The request: Output each entry that follows exactly. Images stay out.

Data in this exercise:
◆ ◆ ◆ ◆
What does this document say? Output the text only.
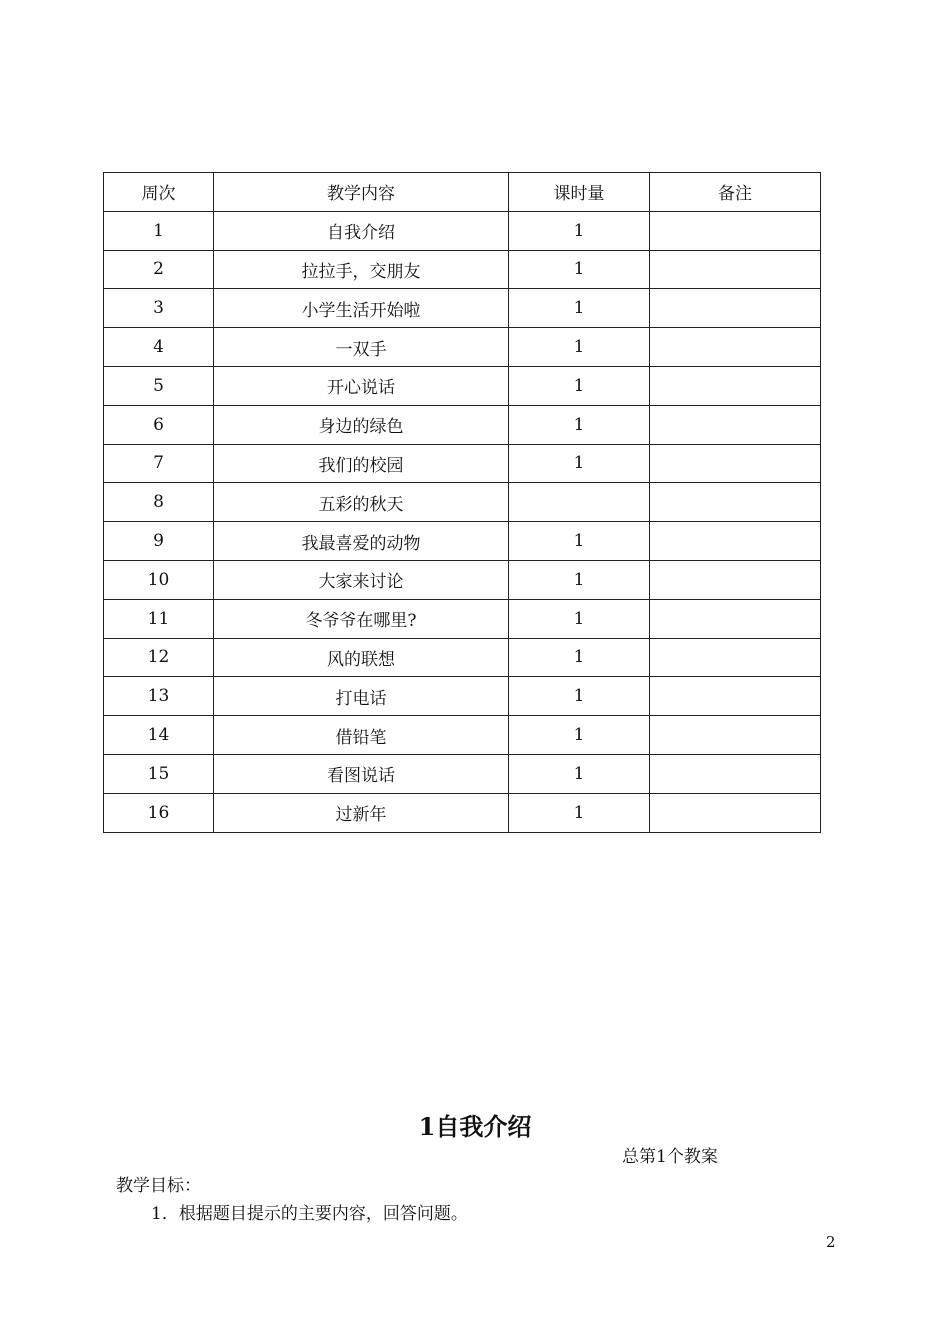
周次	教学内容	课时量	备注
1	自我介绍	1	
2	拉拉手，交朋友	1	
3	小学生活开始啦	1	
4	一双手	1	
5	开心说话	1	
6	身边的绿色	1	
7	我们的校园	1	
8	五彩的秋天		
9	我最喜爱的动物	1	
10	大家来讨论	1	
11	冬爷爷在哪里?	1	
12	风的联想	1	
13	打电话	1	
14	借铅笔	1	
15	看图说话	1	
16	过新年	1	
1自我介绍
总第1个教案
教学目标：
1．根据题目提示的主要内容，回答问题。
2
◆ ◆ ◆ ◆
Result of the exercise:
What does this document say? Output the text only.
周次	教学内容	课时量	备注
1	自我介绍	1	
2	拉拉手，交朋友	1	
3	小学生活开始啦	1	
4	一双手	1	
5	开心说话	1	
6	身边的绿色	1	
7	我们的校园	1	
8	五彩的秋天		
9	我最喜爱的动物	1	
10	大家来讨论	1	
11	冬爷爷在哪里?	1	
12	风的联想	1	
13	打电话	1	
14	借铅笔	1	
15	看图说话	1	
16	过新年	1	
1自我介绍
总第1个教案
教学目标：
1．根据题目提示的主要内容，回答问题。
2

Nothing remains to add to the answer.